═════ INPUT RECORDS ═════
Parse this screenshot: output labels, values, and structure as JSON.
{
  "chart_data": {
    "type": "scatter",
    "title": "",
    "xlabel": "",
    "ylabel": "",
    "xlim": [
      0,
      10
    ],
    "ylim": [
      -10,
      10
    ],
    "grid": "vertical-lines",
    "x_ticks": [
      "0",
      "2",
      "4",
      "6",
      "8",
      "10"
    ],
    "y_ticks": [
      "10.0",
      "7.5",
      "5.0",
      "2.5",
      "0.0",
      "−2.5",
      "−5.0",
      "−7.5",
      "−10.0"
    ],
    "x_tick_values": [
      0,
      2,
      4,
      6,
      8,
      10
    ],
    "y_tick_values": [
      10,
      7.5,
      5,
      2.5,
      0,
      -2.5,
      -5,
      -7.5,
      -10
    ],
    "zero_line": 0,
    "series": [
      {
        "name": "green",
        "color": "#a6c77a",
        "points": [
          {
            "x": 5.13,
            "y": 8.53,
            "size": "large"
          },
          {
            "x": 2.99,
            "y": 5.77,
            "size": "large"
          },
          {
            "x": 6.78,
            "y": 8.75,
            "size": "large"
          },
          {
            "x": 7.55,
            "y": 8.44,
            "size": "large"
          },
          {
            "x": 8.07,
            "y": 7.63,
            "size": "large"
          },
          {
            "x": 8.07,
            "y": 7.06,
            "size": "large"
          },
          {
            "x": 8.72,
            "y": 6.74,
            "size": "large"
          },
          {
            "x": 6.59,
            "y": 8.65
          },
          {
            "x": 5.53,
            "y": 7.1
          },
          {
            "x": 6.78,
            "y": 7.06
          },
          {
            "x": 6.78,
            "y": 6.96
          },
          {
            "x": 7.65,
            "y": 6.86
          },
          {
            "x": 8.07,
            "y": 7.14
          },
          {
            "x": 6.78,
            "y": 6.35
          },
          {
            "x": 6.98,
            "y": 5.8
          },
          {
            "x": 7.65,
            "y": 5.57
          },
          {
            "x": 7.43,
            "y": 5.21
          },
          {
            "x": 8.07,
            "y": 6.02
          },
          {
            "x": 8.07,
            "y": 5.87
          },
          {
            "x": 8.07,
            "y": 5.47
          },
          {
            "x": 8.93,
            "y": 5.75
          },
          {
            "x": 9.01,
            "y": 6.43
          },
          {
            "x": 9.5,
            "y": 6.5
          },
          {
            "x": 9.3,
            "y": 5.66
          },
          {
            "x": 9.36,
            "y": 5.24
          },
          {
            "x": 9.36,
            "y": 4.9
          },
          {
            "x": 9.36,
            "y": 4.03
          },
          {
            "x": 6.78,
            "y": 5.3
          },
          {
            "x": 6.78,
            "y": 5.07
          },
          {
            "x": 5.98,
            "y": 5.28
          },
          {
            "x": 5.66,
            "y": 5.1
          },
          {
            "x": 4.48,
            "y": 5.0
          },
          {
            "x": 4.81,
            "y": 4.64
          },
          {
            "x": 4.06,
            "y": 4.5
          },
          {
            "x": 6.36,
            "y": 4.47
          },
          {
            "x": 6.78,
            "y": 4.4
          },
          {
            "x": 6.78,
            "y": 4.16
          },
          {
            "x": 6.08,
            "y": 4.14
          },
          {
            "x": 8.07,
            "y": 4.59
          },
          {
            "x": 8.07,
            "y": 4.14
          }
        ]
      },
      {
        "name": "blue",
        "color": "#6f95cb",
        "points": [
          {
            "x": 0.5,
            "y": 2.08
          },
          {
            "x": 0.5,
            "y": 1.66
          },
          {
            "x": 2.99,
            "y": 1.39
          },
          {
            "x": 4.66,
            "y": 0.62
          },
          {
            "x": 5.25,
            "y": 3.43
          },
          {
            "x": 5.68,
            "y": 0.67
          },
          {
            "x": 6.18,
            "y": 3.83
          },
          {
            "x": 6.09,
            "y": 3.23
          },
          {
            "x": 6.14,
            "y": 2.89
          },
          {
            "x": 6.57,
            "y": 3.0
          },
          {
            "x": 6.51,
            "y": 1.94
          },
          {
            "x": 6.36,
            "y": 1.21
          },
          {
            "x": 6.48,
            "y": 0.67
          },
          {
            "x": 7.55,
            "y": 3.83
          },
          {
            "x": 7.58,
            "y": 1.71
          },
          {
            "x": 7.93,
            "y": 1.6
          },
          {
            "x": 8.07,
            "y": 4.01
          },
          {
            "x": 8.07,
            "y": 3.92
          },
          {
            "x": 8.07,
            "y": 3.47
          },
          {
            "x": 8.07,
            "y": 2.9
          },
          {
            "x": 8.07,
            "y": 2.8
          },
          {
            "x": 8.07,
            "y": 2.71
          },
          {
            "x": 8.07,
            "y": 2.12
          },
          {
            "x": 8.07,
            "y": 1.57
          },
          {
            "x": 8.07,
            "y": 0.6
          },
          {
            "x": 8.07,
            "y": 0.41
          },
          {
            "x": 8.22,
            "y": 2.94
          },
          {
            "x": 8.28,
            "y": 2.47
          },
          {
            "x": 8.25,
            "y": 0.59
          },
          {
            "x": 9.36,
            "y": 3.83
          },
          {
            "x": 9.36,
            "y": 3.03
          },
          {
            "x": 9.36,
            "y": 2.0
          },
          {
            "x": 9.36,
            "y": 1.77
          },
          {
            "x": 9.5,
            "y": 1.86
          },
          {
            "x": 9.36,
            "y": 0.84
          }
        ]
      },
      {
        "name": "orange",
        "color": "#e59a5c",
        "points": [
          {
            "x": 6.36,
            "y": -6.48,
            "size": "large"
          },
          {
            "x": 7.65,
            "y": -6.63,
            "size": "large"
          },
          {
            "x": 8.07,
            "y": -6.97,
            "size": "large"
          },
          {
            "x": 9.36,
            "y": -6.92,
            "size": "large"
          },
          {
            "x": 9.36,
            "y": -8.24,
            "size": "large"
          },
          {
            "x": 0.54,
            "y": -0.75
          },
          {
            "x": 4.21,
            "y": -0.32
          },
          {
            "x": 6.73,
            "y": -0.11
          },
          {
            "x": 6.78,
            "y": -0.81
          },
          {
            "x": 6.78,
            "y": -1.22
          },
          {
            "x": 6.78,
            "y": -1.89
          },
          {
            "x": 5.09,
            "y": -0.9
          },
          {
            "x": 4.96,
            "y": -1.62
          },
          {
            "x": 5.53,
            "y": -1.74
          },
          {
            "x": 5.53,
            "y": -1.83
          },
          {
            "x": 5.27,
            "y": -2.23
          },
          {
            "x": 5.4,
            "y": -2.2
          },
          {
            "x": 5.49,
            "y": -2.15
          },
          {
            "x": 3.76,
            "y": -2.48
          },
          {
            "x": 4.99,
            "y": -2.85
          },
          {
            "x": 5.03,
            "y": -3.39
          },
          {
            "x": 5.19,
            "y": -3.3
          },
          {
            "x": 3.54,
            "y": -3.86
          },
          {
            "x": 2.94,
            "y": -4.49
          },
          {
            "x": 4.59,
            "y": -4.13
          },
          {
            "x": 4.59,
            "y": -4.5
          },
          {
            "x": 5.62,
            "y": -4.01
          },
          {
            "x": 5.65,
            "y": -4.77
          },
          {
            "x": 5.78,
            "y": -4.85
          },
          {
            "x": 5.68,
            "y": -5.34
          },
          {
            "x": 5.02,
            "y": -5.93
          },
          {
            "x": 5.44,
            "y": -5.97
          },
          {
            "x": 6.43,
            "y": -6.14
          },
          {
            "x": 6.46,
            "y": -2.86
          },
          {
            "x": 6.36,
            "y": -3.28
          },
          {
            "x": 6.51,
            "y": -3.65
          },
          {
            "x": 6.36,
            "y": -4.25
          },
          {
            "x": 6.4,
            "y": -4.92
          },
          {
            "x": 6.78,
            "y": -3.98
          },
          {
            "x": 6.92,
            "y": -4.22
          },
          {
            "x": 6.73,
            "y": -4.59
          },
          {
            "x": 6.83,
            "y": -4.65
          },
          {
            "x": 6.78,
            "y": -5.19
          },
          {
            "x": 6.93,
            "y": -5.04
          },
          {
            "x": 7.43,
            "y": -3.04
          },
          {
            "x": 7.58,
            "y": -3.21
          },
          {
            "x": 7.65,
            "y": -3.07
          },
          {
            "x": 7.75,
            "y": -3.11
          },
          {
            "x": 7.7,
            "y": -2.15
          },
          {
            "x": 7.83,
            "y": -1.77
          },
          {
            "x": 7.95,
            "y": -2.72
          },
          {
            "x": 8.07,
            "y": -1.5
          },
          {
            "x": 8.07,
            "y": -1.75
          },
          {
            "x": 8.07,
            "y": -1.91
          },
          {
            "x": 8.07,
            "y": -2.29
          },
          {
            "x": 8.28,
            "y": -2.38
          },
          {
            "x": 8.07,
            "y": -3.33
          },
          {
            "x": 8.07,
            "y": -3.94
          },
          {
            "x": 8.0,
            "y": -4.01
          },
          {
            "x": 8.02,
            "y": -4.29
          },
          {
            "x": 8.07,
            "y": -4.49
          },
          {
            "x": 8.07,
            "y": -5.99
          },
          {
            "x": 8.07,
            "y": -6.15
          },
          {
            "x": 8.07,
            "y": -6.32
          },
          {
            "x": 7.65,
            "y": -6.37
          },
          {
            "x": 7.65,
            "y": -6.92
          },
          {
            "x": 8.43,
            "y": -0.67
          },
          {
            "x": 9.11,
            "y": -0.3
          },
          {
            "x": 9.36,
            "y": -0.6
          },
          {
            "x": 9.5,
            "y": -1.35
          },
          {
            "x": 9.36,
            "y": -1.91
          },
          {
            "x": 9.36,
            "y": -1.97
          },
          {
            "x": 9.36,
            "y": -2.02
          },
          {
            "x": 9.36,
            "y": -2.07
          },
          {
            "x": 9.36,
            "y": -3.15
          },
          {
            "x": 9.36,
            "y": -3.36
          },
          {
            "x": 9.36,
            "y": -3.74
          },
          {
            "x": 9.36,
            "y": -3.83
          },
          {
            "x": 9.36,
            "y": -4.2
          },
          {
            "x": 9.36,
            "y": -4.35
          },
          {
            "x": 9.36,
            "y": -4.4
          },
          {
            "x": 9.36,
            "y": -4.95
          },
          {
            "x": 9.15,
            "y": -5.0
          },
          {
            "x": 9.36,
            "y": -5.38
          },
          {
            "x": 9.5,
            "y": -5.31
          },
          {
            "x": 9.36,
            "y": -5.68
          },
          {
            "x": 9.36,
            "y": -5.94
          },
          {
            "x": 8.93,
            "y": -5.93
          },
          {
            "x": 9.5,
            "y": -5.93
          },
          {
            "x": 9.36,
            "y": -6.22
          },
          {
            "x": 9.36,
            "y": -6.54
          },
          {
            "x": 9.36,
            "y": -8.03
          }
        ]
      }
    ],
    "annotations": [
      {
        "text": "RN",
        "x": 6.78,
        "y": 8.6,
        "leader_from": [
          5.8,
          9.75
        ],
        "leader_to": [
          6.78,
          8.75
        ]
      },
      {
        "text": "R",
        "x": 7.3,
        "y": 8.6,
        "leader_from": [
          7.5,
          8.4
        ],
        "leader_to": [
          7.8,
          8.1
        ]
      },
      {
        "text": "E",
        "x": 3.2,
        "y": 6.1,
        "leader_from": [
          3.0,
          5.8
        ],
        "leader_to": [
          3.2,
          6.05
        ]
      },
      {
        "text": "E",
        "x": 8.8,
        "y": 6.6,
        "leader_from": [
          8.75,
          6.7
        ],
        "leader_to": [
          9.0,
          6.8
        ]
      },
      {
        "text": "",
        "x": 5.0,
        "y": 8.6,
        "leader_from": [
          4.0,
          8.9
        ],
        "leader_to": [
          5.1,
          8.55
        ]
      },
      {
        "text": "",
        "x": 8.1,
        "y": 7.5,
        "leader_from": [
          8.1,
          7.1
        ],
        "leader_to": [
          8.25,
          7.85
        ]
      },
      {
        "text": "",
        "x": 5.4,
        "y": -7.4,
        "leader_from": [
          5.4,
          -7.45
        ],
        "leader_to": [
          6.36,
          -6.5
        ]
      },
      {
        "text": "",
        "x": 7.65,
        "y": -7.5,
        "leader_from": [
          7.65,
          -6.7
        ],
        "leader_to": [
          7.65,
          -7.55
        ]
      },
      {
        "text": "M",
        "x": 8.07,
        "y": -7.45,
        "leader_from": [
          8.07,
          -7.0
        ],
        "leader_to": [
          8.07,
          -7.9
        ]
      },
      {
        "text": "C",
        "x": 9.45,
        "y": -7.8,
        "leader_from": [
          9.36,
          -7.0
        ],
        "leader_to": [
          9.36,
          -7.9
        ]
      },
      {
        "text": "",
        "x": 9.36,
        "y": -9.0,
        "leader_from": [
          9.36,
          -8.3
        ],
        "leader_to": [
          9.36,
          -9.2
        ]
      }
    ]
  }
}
═════
INSTRUCTIONS FOR THE TASK:
Say how many lines in the entries contain the string "color", and leave out everything else.

RESULT BELOW:
3